MATERIAL PROVIDED.
>> begin

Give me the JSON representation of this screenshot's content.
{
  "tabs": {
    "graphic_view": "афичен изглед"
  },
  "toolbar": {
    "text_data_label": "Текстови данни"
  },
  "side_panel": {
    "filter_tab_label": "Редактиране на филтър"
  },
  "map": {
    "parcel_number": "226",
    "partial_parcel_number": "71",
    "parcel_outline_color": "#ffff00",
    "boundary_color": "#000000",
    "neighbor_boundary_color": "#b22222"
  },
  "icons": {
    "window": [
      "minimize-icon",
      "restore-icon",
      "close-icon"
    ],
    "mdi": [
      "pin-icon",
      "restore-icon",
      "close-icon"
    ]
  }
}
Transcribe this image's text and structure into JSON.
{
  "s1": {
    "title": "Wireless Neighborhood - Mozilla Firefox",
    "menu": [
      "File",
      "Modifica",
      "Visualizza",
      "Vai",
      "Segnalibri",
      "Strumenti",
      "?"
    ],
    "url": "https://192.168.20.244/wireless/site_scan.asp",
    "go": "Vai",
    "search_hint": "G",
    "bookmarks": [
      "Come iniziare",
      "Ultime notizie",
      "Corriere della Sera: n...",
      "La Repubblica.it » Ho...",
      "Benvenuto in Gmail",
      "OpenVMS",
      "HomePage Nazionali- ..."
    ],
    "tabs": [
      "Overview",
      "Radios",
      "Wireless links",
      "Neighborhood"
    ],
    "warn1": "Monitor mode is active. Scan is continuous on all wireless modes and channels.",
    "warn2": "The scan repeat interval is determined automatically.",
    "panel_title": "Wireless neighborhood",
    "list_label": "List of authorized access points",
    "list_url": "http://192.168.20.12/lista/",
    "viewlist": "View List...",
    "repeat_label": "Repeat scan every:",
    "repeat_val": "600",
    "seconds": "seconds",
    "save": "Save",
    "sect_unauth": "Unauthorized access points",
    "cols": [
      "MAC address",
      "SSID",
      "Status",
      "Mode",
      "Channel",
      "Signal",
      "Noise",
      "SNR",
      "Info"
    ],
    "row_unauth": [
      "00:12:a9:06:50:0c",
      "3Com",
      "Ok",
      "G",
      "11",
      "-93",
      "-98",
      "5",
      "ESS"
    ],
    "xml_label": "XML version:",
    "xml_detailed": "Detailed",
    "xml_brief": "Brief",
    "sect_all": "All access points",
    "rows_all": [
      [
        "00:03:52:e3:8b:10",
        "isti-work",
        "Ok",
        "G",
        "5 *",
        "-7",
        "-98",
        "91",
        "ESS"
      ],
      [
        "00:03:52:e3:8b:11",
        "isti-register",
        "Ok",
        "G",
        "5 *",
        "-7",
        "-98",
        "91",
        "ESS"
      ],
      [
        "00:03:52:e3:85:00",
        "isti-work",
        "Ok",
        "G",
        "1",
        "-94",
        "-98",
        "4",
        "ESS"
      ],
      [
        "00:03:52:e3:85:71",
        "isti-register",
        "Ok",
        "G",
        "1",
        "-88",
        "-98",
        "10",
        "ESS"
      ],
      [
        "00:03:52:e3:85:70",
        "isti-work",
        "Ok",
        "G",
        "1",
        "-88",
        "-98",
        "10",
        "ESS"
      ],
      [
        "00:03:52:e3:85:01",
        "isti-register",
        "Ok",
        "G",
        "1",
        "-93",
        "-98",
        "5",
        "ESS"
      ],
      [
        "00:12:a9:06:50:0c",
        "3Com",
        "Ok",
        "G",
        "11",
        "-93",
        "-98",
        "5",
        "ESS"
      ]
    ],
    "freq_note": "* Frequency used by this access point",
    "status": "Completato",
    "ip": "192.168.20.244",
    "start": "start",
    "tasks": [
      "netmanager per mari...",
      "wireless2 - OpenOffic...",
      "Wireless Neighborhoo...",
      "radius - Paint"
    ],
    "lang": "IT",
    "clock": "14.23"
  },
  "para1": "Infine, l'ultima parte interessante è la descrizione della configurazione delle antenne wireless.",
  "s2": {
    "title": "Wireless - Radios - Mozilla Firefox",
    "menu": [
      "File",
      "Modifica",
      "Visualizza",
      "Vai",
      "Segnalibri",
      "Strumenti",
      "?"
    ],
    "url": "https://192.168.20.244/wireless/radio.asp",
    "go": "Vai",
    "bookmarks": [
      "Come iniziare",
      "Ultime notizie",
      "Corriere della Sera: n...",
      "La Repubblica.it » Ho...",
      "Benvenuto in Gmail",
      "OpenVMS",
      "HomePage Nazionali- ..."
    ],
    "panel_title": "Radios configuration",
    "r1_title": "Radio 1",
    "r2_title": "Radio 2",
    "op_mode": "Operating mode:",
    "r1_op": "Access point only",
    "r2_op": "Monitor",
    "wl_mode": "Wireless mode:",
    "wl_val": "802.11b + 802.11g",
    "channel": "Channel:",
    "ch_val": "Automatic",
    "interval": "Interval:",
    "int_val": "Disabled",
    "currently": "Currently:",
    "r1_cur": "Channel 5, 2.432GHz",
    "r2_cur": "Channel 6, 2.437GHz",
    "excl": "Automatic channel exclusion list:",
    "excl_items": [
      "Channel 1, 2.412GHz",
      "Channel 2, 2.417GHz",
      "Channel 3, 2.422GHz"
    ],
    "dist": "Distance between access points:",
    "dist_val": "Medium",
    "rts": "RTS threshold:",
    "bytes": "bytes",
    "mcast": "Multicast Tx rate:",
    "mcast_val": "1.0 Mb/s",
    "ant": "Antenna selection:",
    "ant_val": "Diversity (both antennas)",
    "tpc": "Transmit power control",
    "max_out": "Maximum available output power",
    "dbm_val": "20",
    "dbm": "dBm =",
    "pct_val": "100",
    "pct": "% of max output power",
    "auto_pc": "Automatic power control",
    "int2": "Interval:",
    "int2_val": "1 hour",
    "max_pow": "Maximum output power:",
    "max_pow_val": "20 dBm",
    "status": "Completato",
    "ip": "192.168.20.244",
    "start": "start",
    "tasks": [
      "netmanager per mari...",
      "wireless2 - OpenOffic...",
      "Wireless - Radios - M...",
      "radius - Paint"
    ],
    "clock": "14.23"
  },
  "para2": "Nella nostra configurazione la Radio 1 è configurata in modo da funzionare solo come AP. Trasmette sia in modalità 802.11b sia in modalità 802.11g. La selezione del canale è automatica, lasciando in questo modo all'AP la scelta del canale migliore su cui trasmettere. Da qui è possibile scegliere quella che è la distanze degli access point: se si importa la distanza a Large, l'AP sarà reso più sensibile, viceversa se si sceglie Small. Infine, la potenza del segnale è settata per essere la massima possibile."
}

>> end

TASK REQUIREMENTS. Restate every line of the data word for word.

RIGHT ANSWER.
Give me the JSON representation of this screenshot's content.
{
  "tabs": {
    "graphic_view": "афичен изглед"
  },
  "toolbar": {
    "text_data_label": "Текстови данни"
  },
  "side_panel": {
    "filter_tab_label": "Редактиране на филтър"
  },
  "map": {
    "parcel_number": "226",
    "partial_parcel_number": "71",
    "parcel_outline_color": "#ffff00",
    "boundary_color": "#000000",
    "neighbor_boundary_color": "#b22222"
  },
  "icons": {
    "window": [
      "minimize-icon",
      "restore-icon",
      "close-icon"
    ],
    "mdi": [
      "pin-icon",
      "restore-icon",
      "close-icon"
    ]
  }
}
Transcribe this image's text and structure into JSON.
{
  "s1": {
    "title": "Wireless Neighborhood - Mozilla Firefox",
    "menu": [
      "File",
      "Modifica",
      "Visualizza",
      "Vai",
      "Segnalibri",
      "Strumenti",
      "?"
    ],
    "url": "https://192.168.20.244/wireless/site_scan.asp",
    "go": "Vai",
    "search_hint": "G",
    "bookmarks": [
      "Come iniziare",
      "Ultime notizie",
      "Corriere della Sera: n...",
      "La Repubblica.it » Ho...",
      "Benvenuto in Gmail",
      "OpenVMS",
      "HomePage Nazionali- ..."
    ],
    "tabs": [
      "Overview",
      "Radios",
      "Wireless links",
      "Neighborhood"
    ],
    "warn1": "Monitor mode is active. Scan is continuous on all wireless modes and channels.",
    "warn2": "The scan repeat interval is determined automatically.",
    "panel_title": "Wireless neighborhood",
    "list_label": "List of authorized access points",
    "list_url": "http://192.168.20.12/lista/",
    "viewlist": "View List...",
    "repeat_label": "Repeat scan every:",
    "repeat_val": "600",
    "seconds": "seconds",
    "save": "Save",
    "sect_unauth": "Unauthorized access points",
    "cols": [
      "MAC address",
      "SSID",
      "Status",
      "Mode",
      "Channel",
      "Signal",
      "Noise",
      "SNR",
      "Info"
    ],
    "row_unauth": [
      "00:12:a9:06:50:0c",
      "3Com",
      "Ok",
      "G",
      "11",
      "-93",
      "-98",
      "5",
      "ESS"
    ],
    "xml_label": "XML version:",
    "xml_detailed": "Detailed",
    "xml_brief": "Brief",
    "sect_all": "All access points",
    "rows_all": [
      [
        "00:03:52:e3:8b:10",
        "isti-work",
        "Ok",
        "G",
        "5 *",
        "-7",
        "-98",
        "91",
        "ESS"
      ],
      [
        "00:03:52:e3:8b:11",
        "isti-register",
        "Ok",
        "G",
        "5 *",
        "-7",
        "-98",
        "91",
        "ESS"
      ],
      [
        "00:03:52:e3:85:00",
        "isti-work",
        "Ok",
        "G",
        "1",
        "-94",
        "-98",
        "4",
        "ESS"
      ],
      [
        "00:03:52:e3:85:71",
        "isti-register",
        "Ok",
        "G",
        "1",
        "-88",
        "-98",
        "10",
        "ESS"
      ],
      [
        "00:03:52:e3:85:70",
        "isti-work",
        "Ok",
        "G",
        "1",
        "-88",
        "-98",
        "10",
        "ESS"
      ],
      [
        "00:03:52:e3:85:01",
        "isti-register",
        "Ok",
        "G",
        "1",
        "-93",
        "-98",
        "5",
        "ESS"
      ],
      [
        "00:12:a9:06:50:0c",
        "3Com",
        "Ok",
        "G",
        "11",
        "-93",
        "-98",
        "5",
        "ESS"
      ]
    ],
    "freq_note": "* Frequency used by this access point",
    "status": "Completato",
    "ip": "192.168.20.244",
    "start": "start",
    "tasks": [
      "netmanager per mari...",
      "wireless2 - OpenOffic...",
      "Wireless Neighborhoo...",
      "radius - Paint"
    ],
    "lang": "IT",
    "clock": "14.23"
  },
  "para1": "Infine, l'ultima parte interessante è la descrizione della configurazione delle antenne wireless.",
  "s2": {
    "title": "Wireless - Radios - Mozilla Firefox",
    "menu": [
      "File",
      "Modifica",
      "Visualizza",
      "Vai",
      "Segnalibri",
      "Strumenti",
      "?"
    ],
    "url": "https://192.168.20.244/wireless/radio.asp",
    "go": "Vai",
    "bookmarks": [
      "Come iniziare",
      "Ultime notizie",
      "Corriere della Sera: n...",
      "La Repubblica.it » Ho...",
      "Benvenuto in Gmail",
      "OpenVMS",
      "HomePage Nazionali- ..."
    ],
    "panel_title": "Radios configuration",
    "r1_title": "Radio 1",
    "r2_title": "Radio 2",
    "op_mode": "Operating mode:",
    "r1_op": "Access point only",
    "r2_op": "Monitor",
    "wl_mode": "Wireless mode:",
    "wl_val": "802.11b + 802.11g",
    "channel": "Channel:",
    "ch_val": "Automatic",
    "interval": "Interval:",
    "int_val": "Disabled",
    "currently": "Currently:",
    "r1_cur": "Channel 5, 2.432GHz",
    "r2_cur": "Channel 6, 2.437GHz",
    "excl": "Automatic channel exclusion list:",
    "excl_items": [
      "Channel 1, 2.412GHz",
      "Channel 2, 2.417GHz",
      "Channel 3, 2.422GHz"
    ],
    "dist": "Distance between access points:",
    "dist_val": "Medium",
    "rts": "RTS threshold:",
    "bytes": "bytes",
    "mcast": "Multicast Tx rate:",
    "mcast_val": "1.0 Mb/s",
    "ant": "Antenna selection:",
    "ant_val": "Diversity (both antennas)",
    "tpc": "Transmit power control",
    "max_out": "Maximum available output power",
    "dbm_val": "20",
    "dbm": "dBm =",
    "pct_val": "100",
    "pct": "% of max output power",
    "auto_pc": "Automatic power control",
    "int2": "Interval:",
    "int2_val": "1 hour",
    "max_pow": "Maximum output power:",
    "max_pow_val": "20 dBm",
    "status": "Completato",
    "ip": "192.168.20.244",
    "start": "start",
    "tasks": [
      "netmanager per mari...",
      "wireless2 - OpenOffic...",
      "Wireless - Radios - M...",
      "radius - Paint"
    ],
    "clock": "14.23"
  },
  "para2": "Nella nostra configurazione la Radio 1 è configurata in modo da funzionare solo come AP. Trasmette sia in modalità 802.11b sia in modalità 802.11g. La selezione del canale è automatica, lasciando in questo modo all'AP la scelta del canale migliore su cui trasmettere. Da qui è possibile scegliere quella che è la distanze degli access point: se si importa la distanza a Large, l'AP sarà reso più sensibile, viceversa se si sceglie Small. Infine, la potenza del segnale è settata per essere la massima possibile."
}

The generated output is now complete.